[Collected data entries]
■ ■ ■
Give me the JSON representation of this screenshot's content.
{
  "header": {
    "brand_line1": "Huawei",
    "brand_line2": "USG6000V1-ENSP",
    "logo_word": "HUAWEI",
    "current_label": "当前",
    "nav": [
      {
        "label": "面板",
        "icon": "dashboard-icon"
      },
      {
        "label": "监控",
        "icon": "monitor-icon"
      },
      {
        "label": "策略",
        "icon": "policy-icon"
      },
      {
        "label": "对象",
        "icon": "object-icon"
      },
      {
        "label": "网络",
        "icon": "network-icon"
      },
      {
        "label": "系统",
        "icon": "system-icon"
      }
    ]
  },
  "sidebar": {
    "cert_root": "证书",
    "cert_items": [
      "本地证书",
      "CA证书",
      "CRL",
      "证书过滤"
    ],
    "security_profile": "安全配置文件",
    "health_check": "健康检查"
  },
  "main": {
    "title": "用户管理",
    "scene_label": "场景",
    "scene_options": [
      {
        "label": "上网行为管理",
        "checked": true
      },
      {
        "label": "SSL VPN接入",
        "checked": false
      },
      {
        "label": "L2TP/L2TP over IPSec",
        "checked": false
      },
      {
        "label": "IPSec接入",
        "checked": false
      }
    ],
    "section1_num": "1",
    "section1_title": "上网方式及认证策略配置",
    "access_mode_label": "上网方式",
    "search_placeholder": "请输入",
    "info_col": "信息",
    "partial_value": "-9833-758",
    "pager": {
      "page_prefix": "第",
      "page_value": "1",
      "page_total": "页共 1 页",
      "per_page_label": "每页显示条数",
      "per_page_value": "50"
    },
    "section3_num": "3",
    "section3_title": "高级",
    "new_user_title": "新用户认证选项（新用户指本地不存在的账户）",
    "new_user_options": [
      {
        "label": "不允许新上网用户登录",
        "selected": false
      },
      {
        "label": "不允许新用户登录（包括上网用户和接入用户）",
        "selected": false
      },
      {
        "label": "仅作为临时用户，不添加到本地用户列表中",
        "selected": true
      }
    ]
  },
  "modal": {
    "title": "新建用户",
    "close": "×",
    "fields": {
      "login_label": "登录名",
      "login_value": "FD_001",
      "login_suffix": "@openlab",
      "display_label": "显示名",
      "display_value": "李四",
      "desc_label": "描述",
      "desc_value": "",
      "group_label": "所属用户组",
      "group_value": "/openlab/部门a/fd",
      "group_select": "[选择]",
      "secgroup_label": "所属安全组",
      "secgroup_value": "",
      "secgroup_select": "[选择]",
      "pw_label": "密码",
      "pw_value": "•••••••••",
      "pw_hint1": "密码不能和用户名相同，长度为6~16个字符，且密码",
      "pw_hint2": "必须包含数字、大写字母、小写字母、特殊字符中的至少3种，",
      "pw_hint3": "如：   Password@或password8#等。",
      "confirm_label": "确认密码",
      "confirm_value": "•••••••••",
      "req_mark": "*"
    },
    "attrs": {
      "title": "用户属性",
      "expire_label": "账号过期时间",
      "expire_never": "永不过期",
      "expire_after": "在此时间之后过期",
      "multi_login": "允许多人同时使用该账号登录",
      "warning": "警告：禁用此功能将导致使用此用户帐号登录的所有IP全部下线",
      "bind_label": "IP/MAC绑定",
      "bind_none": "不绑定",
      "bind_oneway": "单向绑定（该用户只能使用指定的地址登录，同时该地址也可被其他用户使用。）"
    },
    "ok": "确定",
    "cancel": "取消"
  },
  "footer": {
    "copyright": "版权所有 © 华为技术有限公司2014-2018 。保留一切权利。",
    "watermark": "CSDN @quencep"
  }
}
■ ■ ■
**OBJECTIVE:** The records above should be duplicated in full, exactly as given.

**EXERCISE RESULT:**
Give me the JSON representation of this screenshot's content.
{
  "header": {
    "brand_line1": "Huawei",
    "brand_line2": "USG6000V1-ENSP",
    "logo_word": "HUAWEI",
    "current_label": "当前",
    "nav": [
      {
        "label": "面板",
        "icon": "dashboard-icon"
      },
      {
        "label": "监控",
        "icon": "monitor-icon"
      },
      {
        "label": "策略",
        "icon": "policy-icon"
      },
      {
        "label": "对象",
        "icon": "object-icon"
      },
      {
        "label": "网络",
        "icon": "network-icon"
      },
      {
        "label": "系统",
        "icon": "system-icon"
      }
    ]
  },
  "sidebar": {
    "cert_root": "证书",
    "cert_items": [
      "本地证书",
      "CA证书",
      "CRL",
      "证书过滤"
    ],
    "security_profile": "安全配置文件",
    "health_check": "健康检查"
  },
  "main": {
    "title": "用户管理",
    "scene_label": "场景",
    "scene_options": [
      {
        "label": "上网行为管理",
        "checked": true
      },
      {
        "label": "SSL VPN接入",
        "checked": false
      },
      {
        "label": "L2TP/L2TP over IPSec",
        "checked": false
      },
      {
        "label": "IPSec接入",
        "checked": false
      }
    ],
    "section1_num": "1",
    "section1_title": "上网方式及认证策略配置",
    "access_mode_label": "上网方式",
    "search_placeholder": "请输入",
    "info_col": "信息",
    "partial_value": "-9833-758",
    "pager": {
      "page_prefix": "第",
      "page_value": "1",
      "page_total": "页共 1 页",
      "per_page_label": "每页显示条数",
      "per_page_value": "50"
    },
    "section3_num": "3",
    "section3_title": "高级",
    "new_user_title": "新用户认证选项（新用户指本地不存在的账户）",
    "new_user_options": [
      {
        "label": "不允许新上网用户登录",
        "selected": false
      },
      {
        "label": "不允许新用户登录（包括上网用户和接入用户）",
        "selected": false
      },
      {
        "label": "仅作为临时用户，不添加到本地用户列表中",
        "selected": true
      }
    ]
  },
  "modal": {
    "title": "新建用户",
    "close": "×",
    "fields": {
      "login_label": "登录名",
      "login_value": "FD_001",
      "login_suffix": "@openlab",
      "display_label": "显示名",
      "display_value": "李四",
      "desc_label": "描述",
      "desc_value": "",
      "group_label": "所属用户组",
      "group_value": "/openlab/部门a/fd",
      "group_select": "[选择]",
      "secgroup_label": "所属安全组",
      "secgroup_value": "",
      "secgroup_select": "[选择]",
      "pw_label": "密码",
      "pw_value": "•••••••••",
      "pw_hint1": "密码不能和用户名相同，长度为6~16个字符，且密码",
      "pw_hint2": "必须包含数字、大写字母、小写字母、特殊字符中的至少3种，",
      "pw_hint3": "如：   Password@或password8#等。",
      "confirm_label": "确认密码",
      "confirm_value": "•••••••••",
      "req_mark": "*"
    },
    "attrs": {
      "title": "用户属性",
      "expire_label": "账号过期时间",
      "expire_never": "永不过期",
      "expire_after": "在此时间之后过期",
      "multi_login": "允许多人同时使用该账号登录",
      "warning": "警告：禁用此功能将导致使用此用户帐号登录的所有IP全部下线",
      "bind_label": "IP/MAC绑定",
      "bind_none": "不绑定",
      "bind_oneway": "单向绑定（该用户只能使用指定的地址登录，同时该地址也可被其他用户使用。）"
    },
    "ok": "确定",
    "cancel": "取消"
  },
  "footer": {
    "copyright": "版权所有 © 华为技术有限公司2014-2018 。保留一切权利。",
    "watermark": "CSDN @quencep"
  }
}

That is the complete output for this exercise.